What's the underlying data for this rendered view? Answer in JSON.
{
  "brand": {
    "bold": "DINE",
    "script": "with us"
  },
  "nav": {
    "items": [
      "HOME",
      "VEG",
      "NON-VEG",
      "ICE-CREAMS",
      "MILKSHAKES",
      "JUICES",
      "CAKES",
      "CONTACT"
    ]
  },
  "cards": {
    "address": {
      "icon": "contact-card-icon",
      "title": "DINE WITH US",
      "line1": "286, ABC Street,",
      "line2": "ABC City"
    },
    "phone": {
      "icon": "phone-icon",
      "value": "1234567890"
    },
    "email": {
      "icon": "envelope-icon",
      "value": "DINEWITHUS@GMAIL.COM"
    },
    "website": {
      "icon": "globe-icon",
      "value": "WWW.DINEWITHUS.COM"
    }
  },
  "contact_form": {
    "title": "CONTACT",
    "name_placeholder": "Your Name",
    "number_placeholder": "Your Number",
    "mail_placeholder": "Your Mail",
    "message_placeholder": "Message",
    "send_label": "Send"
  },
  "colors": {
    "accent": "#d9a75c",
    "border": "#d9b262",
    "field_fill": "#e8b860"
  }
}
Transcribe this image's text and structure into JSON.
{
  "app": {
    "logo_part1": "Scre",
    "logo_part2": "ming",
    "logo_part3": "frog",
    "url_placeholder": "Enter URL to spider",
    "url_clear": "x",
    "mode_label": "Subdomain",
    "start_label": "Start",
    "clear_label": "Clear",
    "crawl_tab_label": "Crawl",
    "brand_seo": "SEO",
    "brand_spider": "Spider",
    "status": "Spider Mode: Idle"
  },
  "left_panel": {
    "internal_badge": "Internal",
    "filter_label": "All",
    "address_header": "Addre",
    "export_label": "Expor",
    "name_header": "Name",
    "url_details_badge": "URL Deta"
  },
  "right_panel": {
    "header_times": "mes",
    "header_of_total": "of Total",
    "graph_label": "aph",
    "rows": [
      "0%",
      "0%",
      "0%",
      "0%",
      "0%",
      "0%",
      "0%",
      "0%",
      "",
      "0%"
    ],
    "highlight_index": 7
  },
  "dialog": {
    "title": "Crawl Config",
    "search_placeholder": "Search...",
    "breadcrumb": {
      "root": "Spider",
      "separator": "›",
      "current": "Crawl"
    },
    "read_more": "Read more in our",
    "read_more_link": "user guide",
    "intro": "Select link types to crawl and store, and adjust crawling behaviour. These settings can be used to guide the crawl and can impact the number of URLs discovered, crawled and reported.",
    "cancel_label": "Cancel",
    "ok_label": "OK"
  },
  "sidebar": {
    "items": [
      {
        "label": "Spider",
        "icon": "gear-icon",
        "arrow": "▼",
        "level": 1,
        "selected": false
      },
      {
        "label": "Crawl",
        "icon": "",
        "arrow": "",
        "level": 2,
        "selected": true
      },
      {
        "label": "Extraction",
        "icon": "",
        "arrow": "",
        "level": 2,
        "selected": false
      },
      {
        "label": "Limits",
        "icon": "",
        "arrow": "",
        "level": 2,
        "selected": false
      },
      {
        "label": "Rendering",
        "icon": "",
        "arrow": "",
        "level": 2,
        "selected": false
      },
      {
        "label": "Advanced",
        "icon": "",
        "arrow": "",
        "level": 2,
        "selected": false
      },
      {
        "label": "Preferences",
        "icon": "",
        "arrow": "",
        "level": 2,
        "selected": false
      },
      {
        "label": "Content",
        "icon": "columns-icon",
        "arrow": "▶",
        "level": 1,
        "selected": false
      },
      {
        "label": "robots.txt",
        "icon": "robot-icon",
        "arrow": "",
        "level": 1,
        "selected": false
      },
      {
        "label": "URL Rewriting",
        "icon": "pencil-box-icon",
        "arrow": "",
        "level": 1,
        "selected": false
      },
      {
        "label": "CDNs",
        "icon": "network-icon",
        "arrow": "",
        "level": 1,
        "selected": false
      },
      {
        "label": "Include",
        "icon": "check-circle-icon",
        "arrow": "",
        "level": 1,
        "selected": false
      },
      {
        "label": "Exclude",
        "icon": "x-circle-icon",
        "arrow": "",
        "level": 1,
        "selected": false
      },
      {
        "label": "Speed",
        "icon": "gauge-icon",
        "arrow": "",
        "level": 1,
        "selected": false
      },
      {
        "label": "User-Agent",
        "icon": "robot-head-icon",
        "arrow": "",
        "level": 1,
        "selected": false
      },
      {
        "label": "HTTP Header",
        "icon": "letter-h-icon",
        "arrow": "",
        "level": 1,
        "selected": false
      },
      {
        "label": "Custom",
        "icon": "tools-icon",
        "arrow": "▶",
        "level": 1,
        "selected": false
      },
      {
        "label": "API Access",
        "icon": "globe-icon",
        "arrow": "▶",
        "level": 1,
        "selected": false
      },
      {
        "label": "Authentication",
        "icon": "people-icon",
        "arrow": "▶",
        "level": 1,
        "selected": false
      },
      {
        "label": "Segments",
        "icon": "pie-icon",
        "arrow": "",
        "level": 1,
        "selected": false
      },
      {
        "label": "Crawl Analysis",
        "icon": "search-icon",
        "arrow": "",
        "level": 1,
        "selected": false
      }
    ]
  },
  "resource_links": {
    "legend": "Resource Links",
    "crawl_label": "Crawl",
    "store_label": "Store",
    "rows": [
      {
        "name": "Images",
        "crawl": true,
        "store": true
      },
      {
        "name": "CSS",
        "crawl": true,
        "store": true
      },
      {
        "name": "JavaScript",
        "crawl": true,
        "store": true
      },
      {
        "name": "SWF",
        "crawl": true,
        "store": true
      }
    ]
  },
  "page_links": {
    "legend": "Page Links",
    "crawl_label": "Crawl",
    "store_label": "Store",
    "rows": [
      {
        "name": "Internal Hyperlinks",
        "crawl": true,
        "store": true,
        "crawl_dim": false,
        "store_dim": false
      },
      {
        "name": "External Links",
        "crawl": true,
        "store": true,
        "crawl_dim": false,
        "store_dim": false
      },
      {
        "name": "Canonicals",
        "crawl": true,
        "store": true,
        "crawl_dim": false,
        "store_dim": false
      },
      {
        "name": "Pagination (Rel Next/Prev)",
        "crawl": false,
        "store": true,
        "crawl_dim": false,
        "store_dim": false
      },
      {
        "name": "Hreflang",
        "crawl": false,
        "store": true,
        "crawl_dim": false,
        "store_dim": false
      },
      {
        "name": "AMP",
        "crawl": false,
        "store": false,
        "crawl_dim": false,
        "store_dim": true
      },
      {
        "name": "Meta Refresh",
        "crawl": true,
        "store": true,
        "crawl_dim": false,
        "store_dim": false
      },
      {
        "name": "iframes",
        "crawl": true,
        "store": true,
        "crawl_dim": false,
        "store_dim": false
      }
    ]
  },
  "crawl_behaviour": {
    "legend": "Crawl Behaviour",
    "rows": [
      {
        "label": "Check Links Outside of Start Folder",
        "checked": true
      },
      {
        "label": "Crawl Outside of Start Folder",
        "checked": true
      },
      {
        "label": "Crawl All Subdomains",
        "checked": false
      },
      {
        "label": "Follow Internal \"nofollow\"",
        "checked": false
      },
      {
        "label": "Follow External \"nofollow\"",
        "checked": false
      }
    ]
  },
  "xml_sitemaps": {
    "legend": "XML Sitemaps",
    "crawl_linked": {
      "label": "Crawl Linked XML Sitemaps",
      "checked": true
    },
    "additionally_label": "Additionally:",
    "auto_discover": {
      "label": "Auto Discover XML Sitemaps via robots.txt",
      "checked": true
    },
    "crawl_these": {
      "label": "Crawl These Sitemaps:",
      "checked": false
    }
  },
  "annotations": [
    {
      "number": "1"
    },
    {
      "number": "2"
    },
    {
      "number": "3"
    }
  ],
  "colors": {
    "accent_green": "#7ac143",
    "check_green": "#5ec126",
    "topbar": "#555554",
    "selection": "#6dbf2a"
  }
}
--
#### Written task:
Write out the listing once more, matching it exactly.

#### Written response:
What's the underlying data for this rendered view? Answer in JSON.
{
  "brand": {
    "bold": "DINE",
    "script": "with us"
  },
  "nav": {
    "items": [
      "HOME",
      "VEG",
      "NON-VEG",
      "ICE-CREAMS",
      "MILKSHAKES",
      "JUICES",
      "CAKES",
      "CONTACT"
    ]
  },
  "cards": {
    "address": {
      "icon": "contact-card-icon",
      "title": "DINE WITH US",
      "line1": "286, ABC Street,",
      "line2": "ABC City"
    },
    "phone": {
      "icon": "phone-icon",
      "value": "1234567890"
    },
    "email": {
      "icon": "envelope-icon",
      "value": "DINEWITHUS@GMAIL.COM"
    },
    "website": {
      "icon": "globe-icon",
      "value": "WWW.DINEWITHUS.COM"
    }
  },
  "contact_form": {
    "title": "CONTACT",
    "name_placeholder": "Your Name",
    "number_placeholder": "Your Number",
    "mail_placeholder": "Your Mail",
    "message_placeholder": "Message",
    "send_label": "Send"
  },
  "colors": {
    "accent": "#d9a75c",
    "border": "#d9b262",
    "field_fill": "#e8b860"
  }
}
Transcribe this image's text and structure into JSON.
{
  "app": {
    "logo_part1": "Scre",
    "logo_part2": "ming",
    "logo_part3": "frog",
    "url_placeholder": "Enter URL to spider",
    "url_clear": "x",
    "mode_label": "Subdomain",
    "start_label": "Start",
    "clear_label": "Clear",
    "crawl_tab_label": "Crawl",
    "brand_seo": "SEO",
    "brand_spider": "Spider",
    "status": "Spider Mode: Idle"
  },
  "left_panel": {
    "internal_badge": "Internal",
    "filter_label": "All",
    "address_header": "Addre",
    "export_label": "Expor",
    "name_header": "Name",
    "url_details_badge": "URL Deta"
  },
  "right_panel": {
    "header_times": "mes",
    "header_of_total": "of Total",
    "graph_label": "aph",
    "rows": [
      "0%",
      "0%",
      "0%",
      "0%",
      "0%",
      "0%",
      "0%",
      "0%",
      "",
      "0%"
    ],
    "highlight_index": 7
  },
  "dialog": {
    "title": "Crawl Config",
    "search_placeholder": "Search...",
    "breadcrumb": {
      "root": "Spider",
      "separator": "›",
      "current": "Crawl"
    },
    "read_more": "Read more in our",
    "read_more_link": "user guide",
    "intro": "Select link types to crawl and store, and adjust crawling behaviour. These settings can be used to guide the crawl and can impact the number of URLs discovered, crawled and reported.",
    "cancel_label": "Cancel",
    "ok_label": "OK"
  },
  "sidebar": {
    "items": [
      {
        "label": "Spider",
        "icon": "gear-icon",
        "arrow": "▼",
        "level": 1,
        "selected": false
      },
      {
        "label": "Crawl",
        "icon": "",
        "arrow": "",
        "level": 2,
        "selected": true
      },
      {
        "label": "Extraction",
        "icon": "",
        "arrow": "",
        "level": 2,
        "selected": false
      },
      {
        "label": "Limits",
        "icon": "",
        "arrow": "",
        "level": 2,
        "selected": false
      },
      {
        "label": "Rendering",
        "icon": "",
        "arrow": "",
        "level": 2,
        "selected": false
      },
      {
        "label": "Advanced",
        "icon": "",
        "arrow": "",
        "level": 2,
        "selected": false
      },
      {
        "label": "Preferences",
        "icon": "",
        "arrow": "",
        "level": 2,
        "selected": false
      },
      {
        "label": "Content",
        "icon": "columns-icon",
        "arrow": "▶",
        "level": 1,
        "selected": false
      },
      {
        "label": "robots.txt",
        "icon": "robot-icon",
        "arrow": "",
        "level": 1,
        "selected": false
      },
      {
        "label": "URL Rewriting",
        "icon": "pencil-box-icon",
        "arrow": "",
        "level": 1,
        "selected": false
      },
      {
        "label": "CDNs",
        "icon": "network-icon",
        "arrow": "",
        "level": 1,
        "selected": false
      },
      {
        "label": "Include",
        "icon": "check-circle-icon",
        "arrow": "",
        "level": 1,
        "selected": false
      },
      {
        "label": "Exclude",
        "icon": "x-circle-icon",
        "arrow": "",
        "level": 1,
        "selected": false
      },
      {
        "label": "Speed",
        "icon": "gauge-icon",
        "arrow": "",
        "level": 1,
        "selected": false
      },
      {
        "label": "User-Agent",
        "icon": "robot-head-icon",
        "arrow": "",
        "level": 1,
        "selected": false
      },
      {
        "label": "HTTP Header",
        "icon": "letter-h-icon",
        "arrow": "",
        "level": 1,
        "selected": false
      },
      {
        "label": "Custom",
        "icon": "tools-icon",
        "arrow": "▶",
        "level": 1,
        "selected": false
      },
      {
        "label": "API Access",
        "icon": "globe-icon",
        "arrow": "▶",
        "level": 1,
        "selected": false
      },
      {
        "label": "Authentication",
        "icon": "people-icon",
        "arrow": "▶",
        "level": 1,
        "selected": false
      },
      {
        "label": "Segments",
        "icon": "pie-icon",
        "arrow": "",
        "level": 1,
        "selected": false
      },
      {
        "label": "Crawl Analysis",
        "icon": "search-icon",
        "arrow": "",
        "level": 1,
        "selected": false
      }
    ]
  },
  "resource_links": {
    "legend": "Resource Links",
    "crawl_label": "Crawl",
    "store_label": "Store",
    "rows": [
      {
        "name": "Images",
        "crawl": true,
        "store": true
      },
      {
        "name": "CSS",
        "crawl": true,
        "store": true
      },
      {
        "name": "JavaScript",
        "crawl": true,
        "store": true
      },
      {
        "name": "SWF",
        "crawl": true,
        "store": true
      }
    ]
  },
  "page_links": {
    "legend": "Page Links",
    "crawl_label": "Crawl",
    "store_label": "Store",
    "rows": [
      {
        "name": "Internal Hyperlinks",
        "crawl": true,
        "store": true,
        "crawl_dim": false,
        "store_dim": false
      },
      {
        "name": "External Links",
        "crawl": true,
        "store": true,
        "crawl_dim": false,
        "store_dim": false
      },
      {
        "name": "Canonicals",
        "crawl": true,
        "store": true,
        "crawl_dim": false,
        "store_dim": false
      },
      {
        "name": "Pagination (Rel Next/Prev)",
        "crawl": false,
        "store": true,
        "crawl_dim": false,
        "store_dim": false
      },
      {
        "name": "Hreflang",
        "crawl": false,
        "store": true,
        "crawl_dim": false,
        "store_dim": false
      },
      {
        "name": "AMP",
        "crawl": false,
        "store": false,
        "crawl_dim": false,
        "store_dim": true
      },
      {
        "name": "Meta Refresh",
        "crawl": true,
        "store": true,
        "crawl_dim": false,
        "store_dim": false
      },
      {
        "name": "iframes",
        "crawl": true,
        "store": true,
        "crawl_dim": false,
        "store_dim": false
      }
    ]
  },
  "crawl_behaviour": {
    "legend": "Crawl Behaviour",
    "rows": [
      {
        "label": "Check Links Outside of Start Folder",
        "checked": true
      },
      {
        "label": "Crawl Outside of Start Folder",
        "checked": true
      },
      {
        "label": "Crawl All Subdomains",
        "checked": false
      },
      {
        "label": "Follow Internal \"nofollow\"",
        "checked": false
      },
      {
        "label": "Follow External \"nofollow\"",
        "checked": false
      }
    ]
  },
  "xml_sitemaps": {
    "legend": "XML Sitemaps",
    "crawl_linked": {
      "label": "Crawl Linked XML Sitemaps",
      "checked": true
    },
    "additionally_label": "Additionally:",
    "auto_discover": {
      "label": "Auto Discover XML Sitemaps via robots.txt",
      "checked": true
    },
    "crawl_these": {
      "label": "Crawl These Sitemaps:",
      "checked": false
    }
  },
  "annotations": [
    {
      "number": "1"
    },
    {
      "number": "2"
    },
    {
      "number": "3"
    }
  ],
  "colors": {
    "accent_green": "#7ac143",
    "check_green": "#5ec126",
    "topbar": "#555554",
    "selection": "#6dbf2a"
  }
}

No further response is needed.